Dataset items
========================================

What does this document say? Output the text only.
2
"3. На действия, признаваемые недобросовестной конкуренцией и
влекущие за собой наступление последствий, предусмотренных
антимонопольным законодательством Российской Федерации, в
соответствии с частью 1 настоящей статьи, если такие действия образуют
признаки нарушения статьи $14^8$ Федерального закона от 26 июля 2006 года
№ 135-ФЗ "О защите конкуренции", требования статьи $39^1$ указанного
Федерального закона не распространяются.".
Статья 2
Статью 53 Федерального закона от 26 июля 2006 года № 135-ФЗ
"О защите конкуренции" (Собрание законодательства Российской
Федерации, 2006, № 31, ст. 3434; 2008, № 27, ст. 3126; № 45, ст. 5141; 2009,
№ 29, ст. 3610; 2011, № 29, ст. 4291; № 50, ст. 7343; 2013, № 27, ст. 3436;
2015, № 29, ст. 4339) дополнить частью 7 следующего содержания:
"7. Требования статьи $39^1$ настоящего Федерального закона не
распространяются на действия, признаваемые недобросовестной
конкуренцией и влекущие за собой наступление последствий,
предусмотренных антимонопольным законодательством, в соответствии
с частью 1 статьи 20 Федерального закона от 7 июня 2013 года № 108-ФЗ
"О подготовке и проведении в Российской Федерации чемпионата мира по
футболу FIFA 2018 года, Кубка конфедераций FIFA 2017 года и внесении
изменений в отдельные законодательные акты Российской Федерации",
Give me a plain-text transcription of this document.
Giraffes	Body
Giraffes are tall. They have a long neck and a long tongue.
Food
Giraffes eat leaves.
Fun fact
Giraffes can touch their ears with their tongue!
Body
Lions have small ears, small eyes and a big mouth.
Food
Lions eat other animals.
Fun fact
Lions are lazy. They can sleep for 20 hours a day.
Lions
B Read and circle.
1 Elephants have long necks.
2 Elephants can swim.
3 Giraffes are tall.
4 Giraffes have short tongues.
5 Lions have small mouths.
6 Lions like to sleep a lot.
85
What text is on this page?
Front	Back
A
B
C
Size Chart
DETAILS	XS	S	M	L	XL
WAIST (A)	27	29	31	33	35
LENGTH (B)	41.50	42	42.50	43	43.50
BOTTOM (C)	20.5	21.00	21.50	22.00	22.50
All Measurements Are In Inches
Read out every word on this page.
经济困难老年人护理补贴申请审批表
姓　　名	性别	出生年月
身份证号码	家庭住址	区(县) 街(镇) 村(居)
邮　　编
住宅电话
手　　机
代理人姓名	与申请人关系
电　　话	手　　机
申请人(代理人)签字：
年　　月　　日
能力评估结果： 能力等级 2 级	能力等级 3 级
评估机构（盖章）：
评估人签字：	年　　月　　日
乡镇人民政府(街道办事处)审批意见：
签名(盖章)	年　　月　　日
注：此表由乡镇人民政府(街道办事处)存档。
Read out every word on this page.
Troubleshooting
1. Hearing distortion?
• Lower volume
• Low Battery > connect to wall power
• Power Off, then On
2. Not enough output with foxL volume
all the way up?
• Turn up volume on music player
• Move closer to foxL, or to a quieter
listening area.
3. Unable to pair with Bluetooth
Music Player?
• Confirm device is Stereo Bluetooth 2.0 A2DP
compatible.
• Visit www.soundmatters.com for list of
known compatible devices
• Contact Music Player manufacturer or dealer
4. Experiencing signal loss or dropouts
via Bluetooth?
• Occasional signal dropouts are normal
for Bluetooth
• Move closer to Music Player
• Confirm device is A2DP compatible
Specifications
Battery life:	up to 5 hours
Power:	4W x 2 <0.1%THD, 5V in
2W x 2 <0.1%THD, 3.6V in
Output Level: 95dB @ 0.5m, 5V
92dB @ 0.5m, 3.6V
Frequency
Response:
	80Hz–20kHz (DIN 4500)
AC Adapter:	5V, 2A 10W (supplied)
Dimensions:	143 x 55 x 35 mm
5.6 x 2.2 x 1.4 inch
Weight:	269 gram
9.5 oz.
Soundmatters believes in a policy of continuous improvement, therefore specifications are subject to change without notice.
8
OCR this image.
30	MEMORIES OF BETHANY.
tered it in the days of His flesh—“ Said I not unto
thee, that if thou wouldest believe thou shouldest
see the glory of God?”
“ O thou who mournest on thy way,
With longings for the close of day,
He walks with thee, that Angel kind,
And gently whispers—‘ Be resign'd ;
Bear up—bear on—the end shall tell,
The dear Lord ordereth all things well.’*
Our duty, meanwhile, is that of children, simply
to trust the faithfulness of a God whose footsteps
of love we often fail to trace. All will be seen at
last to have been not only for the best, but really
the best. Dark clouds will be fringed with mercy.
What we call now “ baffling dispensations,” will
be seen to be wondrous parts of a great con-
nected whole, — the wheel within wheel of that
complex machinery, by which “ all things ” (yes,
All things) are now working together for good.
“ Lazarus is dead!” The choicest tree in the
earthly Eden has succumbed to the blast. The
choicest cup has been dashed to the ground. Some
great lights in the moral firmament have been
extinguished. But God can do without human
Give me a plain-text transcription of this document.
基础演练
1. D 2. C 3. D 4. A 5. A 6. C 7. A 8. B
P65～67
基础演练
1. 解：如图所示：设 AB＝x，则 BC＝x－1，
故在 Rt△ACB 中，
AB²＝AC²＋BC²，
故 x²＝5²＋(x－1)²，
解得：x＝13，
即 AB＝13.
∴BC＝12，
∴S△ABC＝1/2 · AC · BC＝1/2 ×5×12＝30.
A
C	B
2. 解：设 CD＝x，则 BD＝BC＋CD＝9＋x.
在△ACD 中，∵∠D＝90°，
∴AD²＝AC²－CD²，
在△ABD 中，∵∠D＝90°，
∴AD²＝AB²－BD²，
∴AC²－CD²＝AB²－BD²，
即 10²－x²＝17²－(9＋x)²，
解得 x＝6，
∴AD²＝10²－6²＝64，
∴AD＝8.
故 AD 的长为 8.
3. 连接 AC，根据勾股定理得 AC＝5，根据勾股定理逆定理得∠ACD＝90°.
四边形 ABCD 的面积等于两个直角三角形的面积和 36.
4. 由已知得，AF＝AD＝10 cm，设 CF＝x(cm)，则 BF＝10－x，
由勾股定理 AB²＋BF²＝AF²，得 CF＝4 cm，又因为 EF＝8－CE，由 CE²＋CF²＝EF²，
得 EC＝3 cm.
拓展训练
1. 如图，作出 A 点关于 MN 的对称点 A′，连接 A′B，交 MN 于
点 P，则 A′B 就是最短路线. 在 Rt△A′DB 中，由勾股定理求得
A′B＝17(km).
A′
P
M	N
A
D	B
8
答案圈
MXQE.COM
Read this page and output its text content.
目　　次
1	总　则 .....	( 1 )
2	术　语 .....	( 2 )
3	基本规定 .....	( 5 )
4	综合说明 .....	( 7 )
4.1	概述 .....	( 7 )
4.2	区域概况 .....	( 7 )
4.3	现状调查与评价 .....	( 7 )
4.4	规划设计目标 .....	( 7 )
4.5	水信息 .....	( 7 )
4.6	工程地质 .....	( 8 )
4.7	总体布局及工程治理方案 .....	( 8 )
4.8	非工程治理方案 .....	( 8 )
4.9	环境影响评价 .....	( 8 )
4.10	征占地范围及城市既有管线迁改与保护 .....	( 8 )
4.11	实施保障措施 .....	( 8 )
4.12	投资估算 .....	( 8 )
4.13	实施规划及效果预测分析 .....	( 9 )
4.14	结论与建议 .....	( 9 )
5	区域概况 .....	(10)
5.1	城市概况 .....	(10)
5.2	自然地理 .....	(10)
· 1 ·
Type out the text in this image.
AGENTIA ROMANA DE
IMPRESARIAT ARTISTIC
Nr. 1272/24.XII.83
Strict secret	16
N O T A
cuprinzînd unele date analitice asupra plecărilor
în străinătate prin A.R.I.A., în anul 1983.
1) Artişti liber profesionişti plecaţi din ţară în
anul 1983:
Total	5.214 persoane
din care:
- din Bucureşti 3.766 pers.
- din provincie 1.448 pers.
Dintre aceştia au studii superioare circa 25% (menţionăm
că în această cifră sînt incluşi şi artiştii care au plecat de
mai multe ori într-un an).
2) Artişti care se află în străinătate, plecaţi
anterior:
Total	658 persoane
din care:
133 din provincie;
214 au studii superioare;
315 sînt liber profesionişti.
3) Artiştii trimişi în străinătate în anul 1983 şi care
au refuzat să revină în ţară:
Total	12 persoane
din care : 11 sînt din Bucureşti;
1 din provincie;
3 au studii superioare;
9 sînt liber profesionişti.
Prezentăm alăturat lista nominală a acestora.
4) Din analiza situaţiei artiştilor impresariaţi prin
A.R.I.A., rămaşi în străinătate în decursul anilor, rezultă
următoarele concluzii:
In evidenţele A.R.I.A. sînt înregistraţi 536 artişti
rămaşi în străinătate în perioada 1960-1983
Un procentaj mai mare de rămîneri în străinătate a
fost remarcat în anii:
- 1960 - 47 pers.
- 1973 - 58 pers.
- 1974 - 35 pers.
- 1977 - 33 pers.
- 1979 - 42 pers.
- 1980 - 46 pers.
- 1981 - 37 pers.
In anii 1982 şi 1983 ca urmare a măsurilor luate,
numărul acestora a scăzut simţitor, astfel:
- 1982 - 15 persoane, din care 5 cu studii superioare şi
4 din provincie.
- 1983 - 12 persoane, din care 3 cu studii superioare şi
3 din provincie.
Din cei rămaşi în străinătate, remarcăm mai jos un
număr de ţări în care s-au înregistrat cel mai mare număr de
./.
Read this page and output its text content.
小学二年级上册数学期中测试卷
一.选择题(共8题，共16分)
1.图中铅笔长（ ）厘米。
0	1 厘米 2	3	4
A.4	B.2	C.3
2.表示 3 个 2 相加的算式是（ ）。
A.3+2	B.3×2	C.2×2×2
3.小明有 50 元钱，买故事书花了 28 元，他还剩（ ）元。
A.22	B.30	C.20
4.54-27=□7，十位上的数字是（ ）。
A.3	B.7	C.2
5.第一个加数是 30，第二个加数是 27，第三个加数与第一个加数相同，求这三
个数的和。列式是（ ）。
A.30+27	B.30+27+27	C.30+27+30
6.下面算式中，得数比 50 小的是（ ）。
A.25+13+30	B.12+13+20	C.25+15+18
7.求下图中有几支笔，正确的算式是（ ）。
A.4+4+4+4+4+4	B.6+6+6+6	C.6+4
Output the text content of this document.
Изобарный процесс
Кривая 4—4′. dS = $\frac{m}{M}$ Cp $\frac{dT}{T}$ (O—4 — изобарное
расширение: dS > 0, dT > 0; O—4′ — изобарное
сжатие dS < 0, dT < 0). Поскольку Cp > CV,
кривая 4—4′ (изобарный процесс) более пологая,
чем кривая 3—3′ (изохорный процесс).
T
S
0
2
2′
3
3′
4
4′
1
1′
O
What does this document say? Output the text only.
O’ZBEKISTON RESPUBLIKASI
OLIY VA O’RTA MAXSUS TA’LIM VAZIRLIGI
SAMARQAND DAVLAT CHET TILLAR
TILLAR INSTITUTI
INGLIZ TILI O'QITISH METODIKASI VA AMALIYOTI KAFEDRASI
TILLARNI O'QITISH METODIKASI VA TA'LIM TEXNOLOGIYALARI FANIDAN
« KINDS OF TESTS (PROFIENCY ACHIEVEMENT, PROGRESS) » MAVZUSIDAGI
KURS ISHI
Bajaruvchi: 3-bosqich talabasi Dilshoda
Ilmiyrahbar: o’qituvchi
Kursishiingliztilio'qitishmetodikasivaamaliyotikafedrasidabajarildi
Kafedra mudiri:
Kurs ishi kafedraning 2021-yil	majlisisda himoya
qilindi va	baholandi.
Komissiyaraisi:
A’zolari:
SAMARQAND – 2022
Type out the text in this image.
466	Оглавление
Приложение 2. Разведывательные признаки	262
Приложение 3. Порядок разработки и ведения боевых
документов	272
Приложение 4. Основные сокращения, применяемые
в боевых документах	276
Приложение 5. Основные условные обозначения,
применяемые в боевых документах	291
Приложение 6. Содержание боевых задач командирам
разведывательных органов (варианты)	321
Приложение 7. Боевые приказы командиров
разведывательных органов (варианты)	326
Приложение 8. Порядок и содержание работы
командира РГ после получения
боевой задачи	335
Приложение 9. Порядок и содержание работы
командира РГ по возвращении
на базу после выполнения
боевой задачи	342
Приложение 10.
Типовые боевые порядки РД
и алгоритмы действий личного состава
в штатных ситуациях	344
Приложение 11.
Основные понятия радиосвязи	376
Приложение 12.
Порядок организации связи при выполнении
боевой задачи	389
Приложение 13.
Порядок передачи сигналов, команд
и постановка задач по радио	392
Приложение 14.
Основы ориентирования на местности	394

========================================

▶ [Your task]: Which lines in the records above contain the string "разведывательных"? Copy each one.

▶ [Full output]:
разведывательных органов (варианты)	321
разведывательных органов (варианты)	326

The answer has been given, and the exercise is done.